**** RECORDS FOR THIS EXERCISE

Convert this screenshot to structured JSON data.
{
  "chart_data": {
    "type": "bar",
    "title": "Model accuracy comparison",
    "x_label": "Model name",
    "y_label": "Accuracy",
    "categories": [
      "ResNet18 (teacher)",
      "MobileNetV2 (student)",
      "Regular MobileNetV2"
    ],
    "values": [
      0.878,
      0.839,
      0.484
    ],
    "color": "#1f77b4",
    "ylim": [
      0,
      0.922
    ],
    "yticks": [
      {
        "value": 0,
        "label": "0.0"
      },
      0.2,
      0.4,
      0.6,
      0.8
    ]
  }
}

********

**EXERCISE TASK:**
Please reproduce all of the entries exactly as they stand.

**RESPONSE TO THE TASK:**
Convert this screenshot to structured JSON data.
{
  "chart_data": {
    "type": "bar",
    "title": "Model accuracy comparison",
    "x_label": "Model name",
    "y_label": "Accuracy",
    "categories": [
      "ResNet18 (teacher)",
      "MobileNetV2 (student)",
      "Regular MobileNetV2"
    ],
    "values": [
      0.878,
      0.839,
      0.484
    ],
    "color": "#1f77b4",
    "ylim": [
      0,
      0.922
    ],
    "yticks": [
      {
        "value": 0,
        "label": "0.0"
      },
      0.2,
      0.4,
      0.6,
      0.8
    ]
  }
}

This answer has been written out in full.